### Job
Copy each entry as it stands, leaving nothing out.

### Raw data
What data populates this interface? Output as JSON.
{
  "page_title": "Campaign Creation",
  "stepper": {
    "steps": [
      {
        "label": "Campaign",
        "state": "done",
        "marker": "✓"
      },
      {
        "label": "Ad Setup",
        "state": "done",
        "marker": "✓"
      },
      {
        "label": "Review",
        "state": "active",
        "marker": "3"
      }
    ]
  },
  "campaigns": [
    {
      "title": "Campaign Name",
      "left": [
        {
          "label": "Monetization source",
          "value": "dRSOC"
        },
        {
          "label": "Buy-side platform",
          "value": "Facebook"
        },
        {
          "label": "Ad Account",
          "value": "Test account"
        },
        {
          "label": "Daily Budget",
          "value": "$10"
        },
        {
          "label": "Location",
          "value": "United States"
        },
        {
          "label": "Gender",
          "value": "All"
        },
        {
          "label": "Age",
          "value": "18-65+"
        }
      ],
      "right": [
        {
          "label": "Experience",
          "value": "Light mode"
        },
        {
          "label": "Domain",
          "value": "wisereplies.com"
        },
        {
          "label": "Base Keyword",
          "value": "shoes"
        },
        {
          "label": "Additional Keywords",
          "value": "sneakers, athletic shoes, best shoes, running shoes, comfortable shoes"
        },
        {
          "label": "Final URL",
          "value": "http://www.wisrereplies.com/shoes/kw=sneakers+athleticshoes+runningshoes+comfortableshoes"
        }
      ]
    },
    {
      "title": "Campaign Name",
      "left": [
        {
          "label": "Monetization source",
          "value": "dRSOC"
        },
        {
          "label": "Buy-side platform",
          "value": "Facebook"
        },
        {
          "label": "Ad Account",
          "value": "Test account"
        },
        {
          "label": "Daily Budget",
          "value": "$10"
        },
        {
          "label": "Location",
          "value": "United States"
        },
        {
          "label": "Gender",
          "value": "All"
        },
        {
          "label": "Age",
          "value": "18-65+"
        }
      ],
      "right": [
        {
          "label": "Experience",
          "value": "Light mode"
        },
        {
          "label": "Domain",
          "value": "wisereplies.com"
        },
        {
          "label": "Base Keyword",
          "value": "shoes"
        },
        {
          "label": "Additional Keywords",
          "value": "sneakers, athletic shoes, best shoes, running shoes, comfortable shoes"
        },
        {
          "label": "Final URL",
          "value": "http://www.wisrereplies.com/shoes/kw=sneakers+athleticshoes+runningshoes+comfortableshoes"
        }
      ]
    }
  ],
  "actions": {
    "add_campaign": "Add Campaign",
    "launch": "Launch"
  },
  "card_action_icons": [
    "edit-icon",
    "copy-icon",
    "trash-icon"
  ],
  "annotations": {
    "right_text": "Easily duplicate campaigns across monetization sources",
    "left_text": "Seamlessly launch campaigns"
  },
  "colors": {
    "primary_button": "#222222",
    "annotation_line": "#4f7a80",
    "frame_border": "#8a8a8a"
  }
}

### Exercise result
What data populates this interface? Output as JSON.
{
  "page_title": "Campaign Creation",
  "stepper": {
    "steps": [
      {
        "label": "Campaign",
        "state": "done",
        "marker": "✓"
      },
      {
        "label": "Ad Setup",
        "state": "done",
        "marker": "✓"
      },
      {
        "label": "Review",
        "state": "active",
        "marker": "3"
      }
    ]
  },
  "campaigns": [
    {
      "title": "Campaign Name",
      "left": [
        {
          "label": "Monetization source",
          "value": "dRSOC"
        },
        {
          "label": "Buy-side platform",
          "value": "Facebook"
        },
        {
          "label": "Ad Account",
          "value": "Test account"
        },
        {
          "label": "Daily Budget",
          "value": "$10"
        },
        {
          "label": "Location",
          "value": "United States"
        },
        {
          "label": "Gender",
          "value": "All"
        },
        {
          "label": "Age",
          "value": "18-65+"
        }
      ],
      "right": [
        {
          "label": "Experience",
          "value": "Light mode"
        },
        {
          "label": "Domain",
          "value": "wisereplies.com"
        },
        {
          "label": "Base Keyword",
          "value": "shoes"
        },
        {
          "label": "Additional Keywords",
          "value": "sneakers, athletic shoes, best shoes, running shoes, comfortable shoes"
        },
        {
          "label": "Final URL",
          "value": "http://www.wisrereplies.com/shoes/kw=sneakers+athleticshoes+runningshoes+comfortableshoes"
        }
      ]
    },
    {
      "title": "Campaign Name",
      "left": [
        {
          "label": "Monetization source",
          "value": "dRSOC"
        },
        {
          "label": "Buy-side platform",
          "value": "Facebook"
        },
        {
          "label": "Ad Account",
          "value": "Test account"
        },
        {
          "label": "Daily Budget",
          "value": "$10"
        },
        {
          "label": "Location",
          "value": "United States"
        },
        {
          "label": "Gender",
          "value": "All"
        },
        {
          "label": "Age",
          "value": "18-65+"
        }
      ],
      "right": [
        {
          "label": "Experience",
          "value": "Light mode"
        },
        {
          "label": "Domain",
          "value": "wisereplies.com"
        },
        {
          "label": "Base Keyword",
          "value": "shoes"
        },
        {
          "label": "Additional Keywords",
          "value": "sneakers, athletic shoes, best shoes, running shoes, comfortable shoes"
        },
        {
          "label": "Final URL",
          "value": "http://www.wisrereplies.com/shoes/kw=sneakers+athleticshoes+runningshoes+comfortableshoes"
        }
      ]
    }
  ],
  "actions": {
    "add_campaign": "Add Campaign",
    "launch": "Launch"
  },
  "card_action_icons": [
    "edit-icon",
    "copy-icon",
    "trash-icon"
  ],
  "annotations": {
    "right_text": "Easily duplicate campaigns across monetization sources",
    "left_text": "Seamlessly launch campaigns"
  },
  "colors": {
    "primary_button": "#222222",
    "annotation_line": "#4f7a80",
    "frame_border": "#8a8a8a"
  }
}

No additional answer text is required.